## Required work
In the material below, find each line holding the string "place" and copy it.

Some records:
┌────────
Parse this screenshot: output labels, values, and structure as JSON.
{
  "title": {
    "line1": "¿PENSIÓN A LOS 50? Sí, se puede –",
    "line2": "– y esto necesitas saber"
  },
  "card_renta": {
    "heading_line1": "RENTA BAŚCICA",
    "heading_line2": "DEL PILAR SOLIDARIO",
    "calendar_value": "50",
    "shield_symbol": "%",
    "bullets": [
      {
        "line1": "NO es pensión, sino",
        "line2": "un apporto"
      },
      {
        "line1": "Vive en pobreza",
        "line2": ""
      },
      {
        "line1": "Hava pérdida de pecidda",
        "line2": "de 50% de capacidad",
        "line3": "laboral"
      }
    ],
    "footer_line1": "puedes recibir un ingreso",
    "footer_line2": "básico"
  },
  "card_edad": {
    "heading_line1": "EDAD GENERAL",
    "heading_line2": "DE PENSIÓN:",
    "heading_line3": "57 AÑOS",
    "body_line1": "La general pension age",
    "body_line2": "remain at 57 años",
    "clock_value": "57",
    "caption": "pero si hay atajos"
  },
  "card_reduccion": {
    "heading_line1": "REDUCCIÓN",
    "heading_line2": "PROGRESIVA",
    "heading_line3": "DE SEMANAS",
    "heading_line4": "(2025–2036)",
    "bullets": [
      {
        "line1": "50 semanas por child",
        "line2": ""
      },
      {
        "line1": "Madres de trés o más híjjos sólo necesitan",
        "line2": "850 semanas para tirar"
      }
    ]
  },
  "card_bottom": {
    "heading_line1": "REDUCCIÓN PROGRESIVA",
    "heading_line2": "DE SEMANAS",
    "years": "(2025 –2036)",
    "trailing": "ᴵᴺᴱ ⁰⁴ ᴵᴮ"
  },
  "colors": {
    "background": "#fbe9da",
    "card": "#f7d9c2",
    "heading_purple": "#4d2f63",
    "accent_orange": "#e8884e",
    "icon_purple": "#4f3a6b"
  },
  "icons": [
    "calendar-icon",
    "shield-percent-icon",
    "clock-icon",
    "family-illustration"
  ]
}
└────────
┌────────
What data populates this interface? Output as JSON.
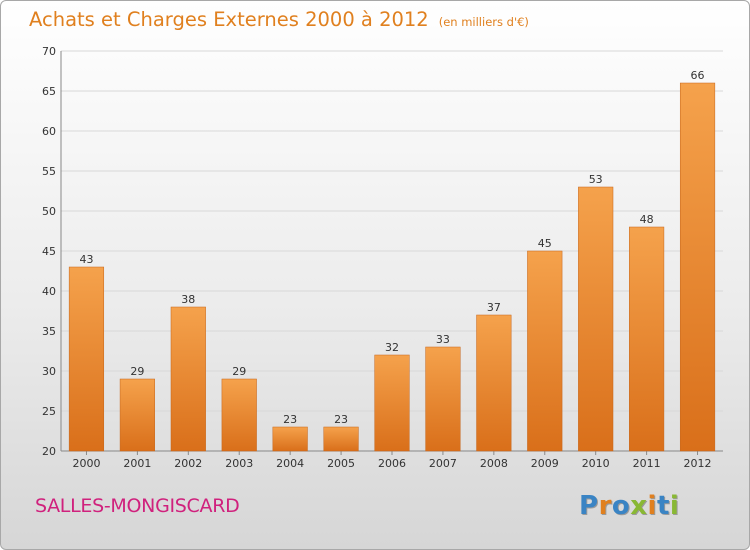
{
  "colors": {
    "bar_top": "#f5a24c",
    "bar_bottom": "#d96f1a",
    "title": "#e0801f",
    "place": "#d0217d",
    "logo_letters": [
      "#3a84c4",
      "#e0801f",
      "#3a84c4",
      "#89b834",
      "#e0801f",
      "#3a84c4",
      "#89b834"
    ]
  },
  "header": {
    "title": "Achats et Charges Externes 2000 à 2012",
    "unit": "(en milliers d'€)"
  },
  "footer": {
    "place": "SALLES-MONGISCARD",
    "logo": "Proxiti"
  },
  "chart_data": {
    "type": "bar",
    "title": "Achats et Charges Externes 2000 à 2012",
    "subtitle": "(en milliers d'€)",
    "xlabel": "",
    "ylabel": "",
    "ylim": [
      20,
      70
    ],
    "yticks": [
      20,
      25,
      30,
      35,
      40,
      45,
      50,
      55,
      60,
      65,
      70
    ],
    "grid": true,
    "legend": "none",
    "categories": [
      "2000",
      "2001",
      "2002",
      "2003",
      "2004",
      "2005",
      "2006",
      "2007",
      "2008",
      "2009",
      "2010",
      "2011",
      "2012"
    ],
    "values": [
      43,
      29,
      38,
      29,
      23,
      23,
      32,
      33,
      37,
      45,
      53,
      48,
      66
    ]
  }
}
└────────
## Expected answer
    "place": "#d0217d",
    "place": "SALLES-MONGISCARD",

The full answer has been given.